**PROBLEM STATEMENT:**
Copy every line in the records below that contains the word "structured".

-- start --

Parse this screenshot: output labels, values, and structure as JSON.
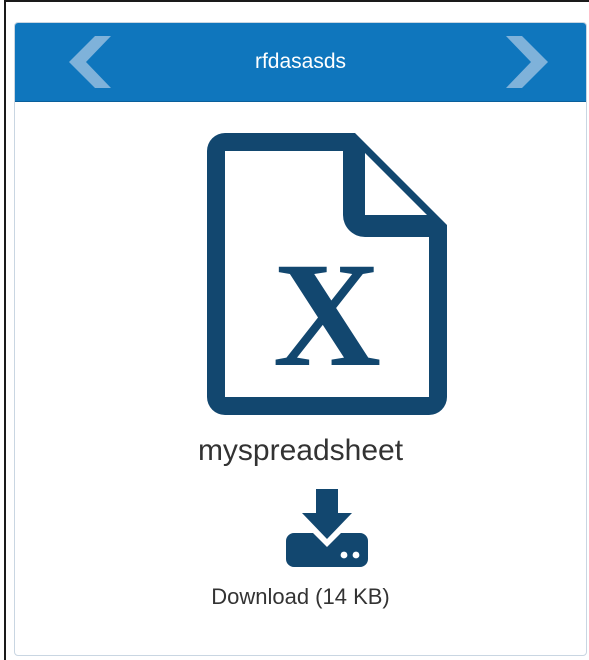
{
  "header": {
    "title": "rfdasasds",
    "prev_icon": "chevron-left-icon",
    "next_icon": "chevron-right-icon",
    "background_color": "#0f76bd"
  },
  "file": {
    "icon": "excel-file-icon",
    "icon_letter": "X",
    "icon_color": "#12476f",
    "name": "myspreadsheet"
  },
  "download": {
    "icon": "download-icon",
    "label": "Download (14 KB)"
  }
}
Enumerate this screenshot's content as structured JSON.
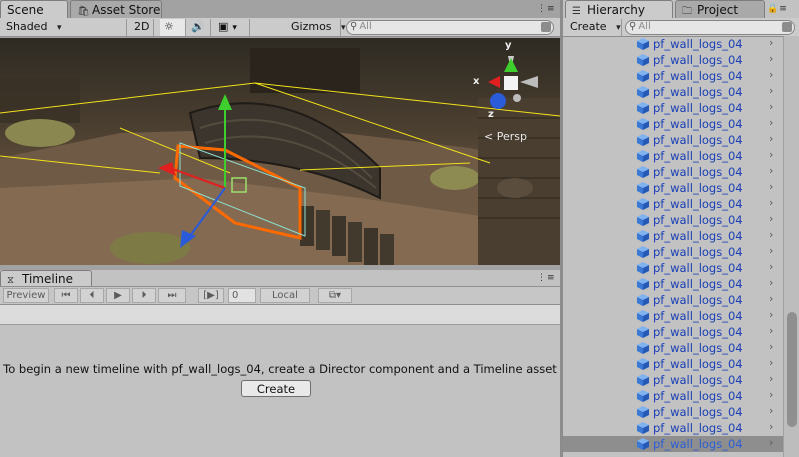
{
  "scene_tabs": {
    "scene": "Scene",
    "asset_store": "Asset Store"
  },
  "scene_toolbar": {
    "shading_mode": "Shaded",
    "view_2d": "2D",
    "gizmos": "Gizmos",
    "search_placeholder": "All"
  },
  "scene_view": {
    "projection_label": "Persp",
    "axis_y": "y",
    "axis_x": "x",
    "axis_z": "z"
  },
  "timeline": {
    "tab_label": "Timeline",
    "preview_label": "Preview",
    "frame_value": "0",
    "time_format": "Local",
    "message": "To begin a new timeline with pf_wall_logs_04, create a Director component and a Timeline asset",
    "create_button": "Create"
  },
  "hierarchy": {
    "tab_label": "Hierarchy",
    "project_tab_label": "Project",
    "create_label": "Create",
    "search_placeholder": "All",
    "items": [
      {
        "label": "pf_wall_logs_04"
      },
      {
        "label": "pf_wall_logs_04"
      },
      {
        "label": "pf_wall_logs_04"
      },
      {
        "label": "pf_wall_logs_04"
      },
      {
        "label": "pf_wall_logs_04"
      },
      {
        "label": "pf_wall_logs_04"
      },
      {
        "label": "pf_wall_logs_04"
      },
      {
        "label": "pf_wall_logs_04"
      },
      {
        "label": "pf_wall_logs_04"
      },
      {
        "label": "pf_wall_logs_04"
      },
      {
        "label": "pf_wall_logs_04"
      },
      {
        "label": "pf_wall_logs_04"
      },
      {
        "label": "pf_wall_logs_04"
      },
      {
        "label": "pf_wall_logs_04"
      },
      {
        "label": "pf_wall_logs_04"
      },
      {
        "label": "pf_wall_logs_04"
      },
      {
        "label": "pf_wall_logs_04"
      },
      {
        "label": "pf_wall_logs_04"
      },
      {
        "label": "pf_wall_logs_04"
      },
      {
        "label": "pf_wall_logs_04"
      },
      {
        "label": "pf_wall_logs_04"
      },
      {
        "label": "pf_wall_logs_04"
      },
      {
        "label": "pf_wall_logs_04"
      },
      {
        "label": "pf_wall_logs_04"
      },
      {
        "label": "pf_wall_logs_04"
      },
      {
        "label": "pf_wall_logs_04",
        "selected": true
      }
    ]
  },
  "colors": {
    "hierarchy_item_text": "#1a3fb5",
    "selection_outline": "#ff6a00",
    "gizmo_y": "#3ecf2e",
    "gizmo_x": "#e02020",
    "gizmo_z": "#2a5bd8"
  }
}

-- end --
-- start --

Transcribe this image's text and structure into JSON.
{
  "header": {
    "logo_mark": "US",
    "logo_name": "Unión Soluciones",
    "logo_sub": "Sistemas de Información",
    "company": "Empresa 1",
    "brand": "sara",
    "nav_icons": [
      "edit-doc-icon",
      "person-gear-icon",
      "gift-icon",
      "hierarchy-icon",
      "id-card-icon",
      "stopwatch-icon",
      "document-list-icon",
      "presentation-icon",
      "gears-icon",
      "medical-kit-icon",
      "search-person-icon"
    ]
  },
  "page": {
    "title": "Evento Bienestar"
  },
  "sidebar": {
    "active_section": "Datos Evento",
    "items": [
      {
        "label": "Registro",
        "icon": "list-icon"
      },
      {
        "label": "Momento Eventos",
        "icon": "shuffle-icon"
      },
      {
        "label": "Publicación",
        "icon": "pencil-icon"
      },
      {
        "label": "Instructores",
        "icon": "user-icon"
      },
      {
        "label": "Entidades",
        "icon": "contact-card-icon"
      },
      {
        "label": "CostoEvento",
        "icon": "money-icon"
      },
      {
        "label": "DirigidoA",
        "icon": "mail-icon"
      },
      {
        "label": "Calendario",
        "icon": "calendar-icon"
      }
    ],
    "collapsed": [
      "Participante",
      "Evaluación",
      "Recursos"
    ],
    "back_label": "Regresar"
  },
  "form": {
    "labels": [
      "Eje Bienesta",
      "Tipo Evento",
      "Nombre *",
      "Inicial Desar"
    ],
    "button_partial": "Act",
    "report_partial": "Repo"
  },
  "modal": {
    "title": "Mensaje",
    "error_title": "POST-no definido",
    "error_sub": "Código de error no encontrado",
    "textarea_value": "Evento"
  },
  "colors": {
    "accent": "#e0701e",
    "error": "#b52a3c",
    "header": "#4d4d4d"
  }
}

-- end --
-- start --

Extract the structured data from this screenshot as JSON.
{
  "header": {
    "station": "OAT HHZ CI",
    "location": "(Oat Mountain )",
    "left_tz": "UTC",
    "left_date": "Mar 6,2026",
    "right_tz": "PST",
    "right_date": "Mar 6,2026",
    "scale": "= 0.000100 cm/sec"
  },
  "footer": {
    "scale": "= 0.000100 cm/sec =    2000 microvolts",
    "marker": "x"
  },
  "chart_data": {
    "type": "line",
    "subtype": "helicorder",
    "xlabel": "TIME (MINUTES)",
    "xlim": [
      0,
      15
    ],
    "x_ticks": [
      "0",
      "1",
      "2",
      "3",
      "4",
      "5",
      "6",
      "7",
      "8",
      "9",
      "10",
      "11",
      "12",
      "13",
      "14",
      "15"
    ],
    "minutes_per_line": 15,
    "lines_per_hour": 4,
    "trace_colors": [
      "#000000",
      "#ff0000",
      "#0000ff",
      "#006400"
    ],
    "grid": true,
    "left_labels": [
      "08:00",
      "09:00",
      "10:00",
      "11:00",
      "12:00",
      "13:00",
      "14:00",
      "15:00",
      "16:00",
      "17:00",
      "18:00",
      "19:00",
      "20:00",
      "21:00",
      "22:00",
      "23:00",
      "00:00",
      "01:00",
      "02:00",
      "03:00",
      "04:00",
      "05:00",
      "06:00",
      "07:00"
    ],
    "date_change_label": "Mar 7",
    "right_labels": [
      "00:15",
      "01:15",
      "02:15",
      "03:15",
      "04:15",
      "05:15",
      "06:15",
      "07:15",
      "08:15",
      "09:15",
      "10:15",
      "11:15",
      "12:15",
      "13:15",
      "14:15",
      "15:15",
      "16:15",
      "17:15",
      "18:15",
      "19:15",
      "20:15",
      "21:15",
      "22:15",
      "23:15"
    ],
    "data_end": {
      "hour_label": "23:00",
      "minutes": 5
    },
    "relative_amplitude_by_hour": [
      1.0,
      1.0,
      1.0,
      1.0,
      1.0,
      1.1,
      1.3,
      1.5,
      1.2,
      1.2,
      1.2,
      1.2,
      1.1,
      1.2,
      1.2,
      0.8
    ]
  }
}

-- end --

**RESPONSE TO THIS EXERCISE:**
Enumerate this screenshot's content as structured JSON.
Extract the structured data from this screenshot as JSON.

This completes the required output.